## Start

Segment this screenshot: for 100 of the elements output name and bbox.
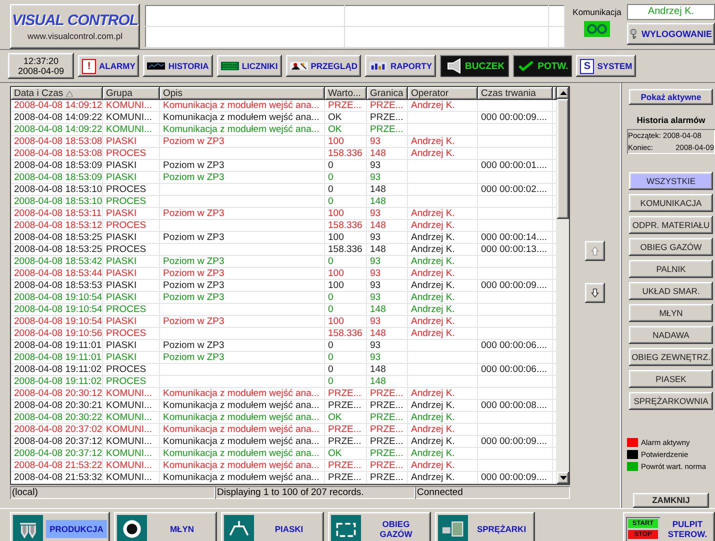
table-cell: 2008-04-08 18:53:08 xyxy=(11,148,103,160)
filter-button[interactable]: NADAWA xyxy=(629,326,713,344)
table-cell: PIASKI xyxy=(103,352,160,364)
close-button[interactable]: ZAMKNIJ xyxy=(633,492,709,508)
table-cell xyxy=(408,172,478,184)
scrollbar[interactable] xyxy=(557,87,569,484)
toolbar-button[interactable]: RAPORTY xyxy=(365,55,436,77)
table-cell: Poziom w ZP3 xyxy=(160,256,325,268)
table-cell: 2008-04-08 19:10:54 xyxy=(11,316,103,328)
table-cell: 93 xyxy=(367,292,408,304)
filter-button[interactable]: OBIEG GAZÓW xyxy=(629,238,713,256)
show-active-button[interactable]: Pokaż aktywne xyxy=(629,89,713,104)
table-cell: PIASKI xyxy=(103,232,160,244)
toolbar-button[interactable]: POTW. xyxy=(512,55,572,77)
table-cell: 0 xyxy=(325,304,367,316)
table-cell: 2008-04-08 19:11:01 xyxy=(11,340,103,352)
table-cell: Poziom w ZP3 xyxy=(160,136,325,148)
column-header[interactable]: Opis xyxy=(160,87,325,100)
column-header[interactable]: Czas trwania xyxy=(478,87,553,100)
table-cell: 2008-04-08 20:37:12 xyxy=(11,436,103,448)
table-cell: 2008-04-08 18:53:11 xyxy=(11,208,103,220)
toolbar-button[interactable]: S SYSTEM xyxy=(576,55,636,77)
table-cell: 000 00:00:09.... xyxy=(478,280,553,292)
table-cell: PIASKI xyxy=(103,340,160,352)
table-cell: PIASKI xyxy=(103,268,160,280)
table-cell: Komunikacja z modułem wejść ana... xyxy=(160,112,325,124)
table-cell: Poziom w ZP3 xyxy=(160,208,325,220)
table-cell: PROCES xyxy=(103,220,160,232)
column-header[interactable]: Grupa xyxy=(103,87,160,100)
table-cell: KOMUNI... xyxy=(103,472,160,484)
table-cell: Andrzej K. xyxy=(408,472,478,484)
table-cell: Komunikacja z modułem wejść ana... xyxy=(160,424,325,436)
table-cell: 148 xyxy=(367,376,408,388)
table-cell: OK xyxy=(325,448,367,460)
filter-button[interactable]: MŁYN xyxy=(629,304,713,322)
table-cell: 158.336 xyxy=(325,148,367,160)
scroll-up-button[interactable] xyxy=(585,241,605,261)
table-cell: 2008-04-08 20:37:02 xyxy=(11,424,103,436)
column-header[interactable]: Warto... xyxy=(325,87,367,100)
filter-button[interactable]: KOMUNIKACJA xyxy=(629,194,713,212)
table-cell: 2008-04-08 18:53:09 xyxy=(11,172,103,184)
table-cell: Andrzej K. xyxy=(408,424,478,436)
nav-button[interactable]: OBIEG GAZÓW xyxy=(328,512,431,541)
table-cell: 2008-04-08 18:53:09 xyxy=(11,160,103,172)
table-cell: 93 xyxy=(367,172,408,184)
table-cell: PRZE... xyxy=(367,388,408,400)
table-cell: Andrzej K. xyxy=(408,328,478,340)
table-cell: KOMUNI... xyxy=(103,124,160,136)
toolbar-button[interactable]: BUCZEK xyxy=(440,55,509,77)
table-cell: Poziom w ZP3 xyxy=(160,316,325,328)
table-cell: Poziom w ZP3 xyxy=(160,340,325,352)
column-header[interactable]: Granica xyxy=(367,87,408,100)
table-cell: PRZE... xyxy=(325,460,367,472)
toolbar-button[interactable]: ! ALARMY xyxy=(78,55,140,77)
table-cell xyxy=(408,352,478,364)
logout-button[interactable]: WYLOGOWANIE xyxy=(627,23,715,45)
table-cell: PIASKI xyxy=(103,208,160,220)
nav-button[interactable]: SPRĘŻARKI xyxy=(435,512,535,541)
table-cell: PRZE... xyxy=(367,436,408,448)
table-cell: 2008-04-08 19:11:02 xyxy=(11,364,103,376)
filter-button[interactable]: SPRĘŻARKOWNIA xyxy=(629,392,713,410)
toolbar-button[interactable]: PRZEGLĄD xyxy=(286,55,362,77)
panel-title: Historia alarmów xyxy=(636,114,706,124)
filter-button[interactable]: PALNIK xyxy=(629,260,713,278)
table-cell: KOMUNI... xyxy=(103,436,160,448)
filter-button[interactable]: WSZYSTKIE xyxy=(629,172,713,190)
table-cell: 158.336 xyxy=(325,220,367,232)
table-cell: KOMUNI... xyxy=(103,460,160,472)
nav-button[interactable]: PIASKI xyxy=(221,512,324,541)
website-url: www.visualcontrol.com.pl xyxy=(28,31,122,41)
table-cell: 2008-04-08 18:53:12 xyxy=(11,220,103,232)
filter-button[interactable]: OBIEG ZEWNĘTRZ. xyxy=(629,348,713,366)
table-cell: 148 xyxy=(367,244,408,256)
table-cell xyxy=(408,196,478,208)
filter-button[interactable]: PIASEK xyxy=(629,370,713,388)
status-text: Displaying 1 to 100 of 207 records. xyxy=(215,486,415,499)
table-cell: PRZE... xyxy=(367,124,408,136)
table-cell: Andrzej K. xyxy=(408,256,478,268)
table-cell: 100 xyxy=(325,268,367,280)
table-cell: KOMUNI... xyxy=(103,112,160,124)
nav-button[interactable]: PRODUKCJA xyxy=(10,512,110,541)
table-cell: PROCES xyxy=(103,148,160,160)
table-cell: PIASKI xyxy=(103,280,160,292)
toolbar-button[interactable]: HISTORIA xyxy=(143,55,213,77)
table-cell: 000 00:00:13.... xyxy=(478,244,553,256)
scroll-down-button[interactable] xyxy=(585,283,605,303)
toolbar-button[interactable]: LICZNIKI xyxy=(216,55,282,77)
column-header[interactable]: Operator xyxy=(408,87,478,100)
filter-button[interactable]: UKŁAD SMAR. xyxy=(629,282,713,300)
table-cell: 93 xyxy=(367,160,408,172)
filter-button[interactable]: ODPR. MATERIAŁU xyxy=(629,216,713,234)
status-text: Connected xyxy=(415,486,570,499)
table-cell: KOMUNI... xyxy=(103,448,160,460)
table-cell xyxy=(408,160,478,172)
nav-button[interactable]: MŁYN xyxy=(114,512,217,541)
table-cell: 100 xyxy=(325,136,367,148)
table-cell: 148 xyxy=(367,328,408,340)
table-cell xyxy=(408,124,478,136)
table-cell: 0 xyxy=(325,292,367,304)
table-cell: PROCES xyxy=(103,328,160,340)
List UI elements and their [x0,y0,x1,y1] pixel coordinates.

## End
## Start

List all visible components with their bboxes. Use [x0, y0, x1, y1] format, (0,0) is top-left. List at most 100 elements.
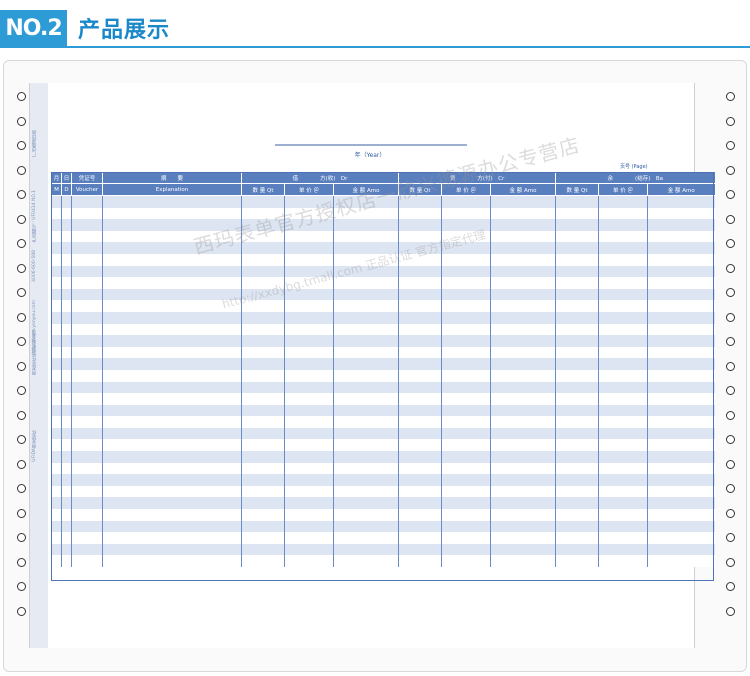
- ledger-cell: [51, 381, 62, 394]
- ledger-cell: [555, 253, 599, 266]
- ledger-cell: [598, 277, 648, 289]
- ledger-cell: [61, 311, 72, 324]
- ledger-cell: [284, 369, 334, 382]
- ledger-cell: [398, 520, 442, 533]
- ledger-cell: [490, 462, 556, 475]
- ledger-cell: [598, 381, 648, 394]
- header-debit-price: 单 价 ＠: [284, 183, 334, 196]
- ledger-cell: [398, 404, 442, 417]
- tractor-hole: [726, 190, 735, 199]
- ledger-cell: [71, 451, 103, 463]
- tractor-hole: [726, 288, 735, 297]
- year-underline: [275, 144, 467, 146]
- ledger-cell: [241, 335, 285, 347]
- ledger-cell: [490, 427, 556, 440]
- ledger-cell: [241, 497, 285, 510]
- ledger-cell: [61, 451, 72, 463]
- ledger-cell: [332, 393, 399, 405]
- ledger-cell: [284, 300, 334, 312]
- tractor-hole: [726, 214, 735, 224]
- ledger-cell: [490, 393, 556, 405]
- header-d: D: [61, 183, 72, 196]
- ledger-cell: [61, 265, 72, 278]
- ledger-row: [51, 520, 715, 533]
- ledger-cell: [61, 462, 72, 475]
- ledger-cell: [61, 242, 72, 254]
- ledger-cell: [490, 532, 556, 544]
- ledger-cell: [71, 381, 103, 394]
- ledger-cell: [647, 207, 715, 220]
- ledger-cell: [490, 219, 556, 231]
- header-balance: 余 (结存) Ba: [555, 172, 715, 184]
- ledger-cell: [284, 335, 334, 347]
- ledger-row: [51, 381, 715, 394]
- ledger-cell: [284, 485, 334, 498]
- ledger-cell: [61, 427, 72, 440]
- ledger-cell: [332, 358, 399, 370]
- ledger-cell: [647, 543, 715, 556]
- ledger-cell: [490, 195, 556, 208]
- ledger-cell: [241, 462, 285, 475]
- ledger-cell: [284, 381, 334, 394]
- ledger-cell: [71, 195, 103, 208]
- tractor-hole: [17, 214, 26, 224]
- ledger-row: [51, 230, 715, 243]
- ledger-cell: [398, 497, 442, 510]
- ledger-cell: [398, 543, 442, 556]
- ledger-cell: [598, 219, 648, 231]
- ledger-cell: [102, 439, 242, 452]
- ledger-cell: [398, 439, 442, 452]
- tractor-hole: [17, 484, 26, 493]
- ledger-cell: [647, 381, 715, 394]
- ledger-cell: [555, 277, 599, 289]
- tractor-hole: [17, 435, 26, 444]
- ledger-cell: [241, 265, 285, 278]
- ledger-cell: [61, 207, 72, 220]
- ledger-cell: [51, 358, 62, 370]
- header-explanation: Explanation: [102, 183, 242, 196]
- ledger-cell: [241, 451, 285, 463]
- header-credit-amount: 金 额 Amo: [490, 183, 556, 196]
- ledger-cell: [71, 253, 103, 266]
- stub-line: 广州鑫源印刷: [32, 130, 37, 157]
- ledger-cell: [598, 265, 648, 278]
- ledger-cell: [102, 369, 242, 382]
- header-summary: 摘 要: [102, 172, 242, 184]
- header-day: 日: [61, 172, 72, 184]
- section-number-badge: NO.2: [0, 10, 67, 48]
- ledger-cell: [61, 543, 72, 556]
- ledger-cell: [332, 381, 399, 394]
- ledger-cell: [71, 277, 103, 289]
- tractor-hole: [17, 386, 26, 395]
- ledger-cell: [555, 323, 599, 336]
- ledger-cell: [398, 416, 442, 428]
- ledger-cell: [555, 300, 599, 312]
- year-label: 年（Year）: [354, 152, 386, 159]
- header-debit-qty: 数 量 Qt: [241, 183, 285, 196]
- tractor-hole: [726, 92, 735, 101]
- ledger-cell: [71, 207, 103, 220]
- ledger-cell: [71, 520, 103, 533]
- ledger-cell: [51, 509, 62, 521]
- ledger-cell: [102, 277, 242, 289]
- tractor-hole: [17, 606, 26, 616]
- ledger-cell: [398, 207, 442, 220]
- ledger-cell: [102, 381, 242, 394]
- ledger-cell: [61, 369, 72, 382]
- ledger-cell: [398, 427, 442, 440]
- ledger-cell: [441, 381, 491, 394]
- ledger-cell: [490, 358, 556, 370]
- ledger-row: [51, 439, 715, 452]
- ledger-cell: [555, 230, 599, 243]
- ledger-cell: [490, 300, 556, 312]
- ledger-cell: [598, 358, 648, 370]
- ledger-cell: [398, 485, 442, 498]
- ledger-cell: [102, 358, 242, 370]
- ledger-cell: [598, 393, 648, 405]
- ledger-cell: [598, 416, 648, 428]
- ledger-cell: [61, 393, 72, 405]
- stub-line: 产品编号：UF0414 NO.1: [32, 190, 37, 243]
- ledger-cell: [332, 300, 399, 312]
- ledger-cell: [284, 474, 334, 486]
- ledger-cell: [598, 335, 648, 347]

## End

Exercise »
Set down the lines of the listing starting at the line containing "table-cell: 2008-04-08 18:53:08" and ending at the line containing "filter-button[interactable]: OBIEG GAZÓW", copying each one exactly.

Output for this task »
table-cell: 2008-04-08 18:53:08 xyxy=(11,148,103,160)
filter-button[interactable]: NADAWA xyxy=(629,326,713,344)
table-cell: PIASKI xyxy=(103,352,160,364)
close-button[interactable]: ZAMKNIJ xyxy=(633,492,709,508)
table-cell xyxy=(408,172,478,184)
scrollbar[interactable] xyxy=(557,87,569,484)
toolbar-button[interactable]: RAPORTY xyxy=(365,55,436,77)
table-cell: Poziom w ZP3 xyxy=(160,256,325,268)
table-cell: 2008-04-08 19:10:54 xyxy=(11,316,103,328)
table-cell: 93 xyxy=(367,292,408,304)
filter-button[interactable]: OBIEG GAZÓW xyxy=(629,238,713,256)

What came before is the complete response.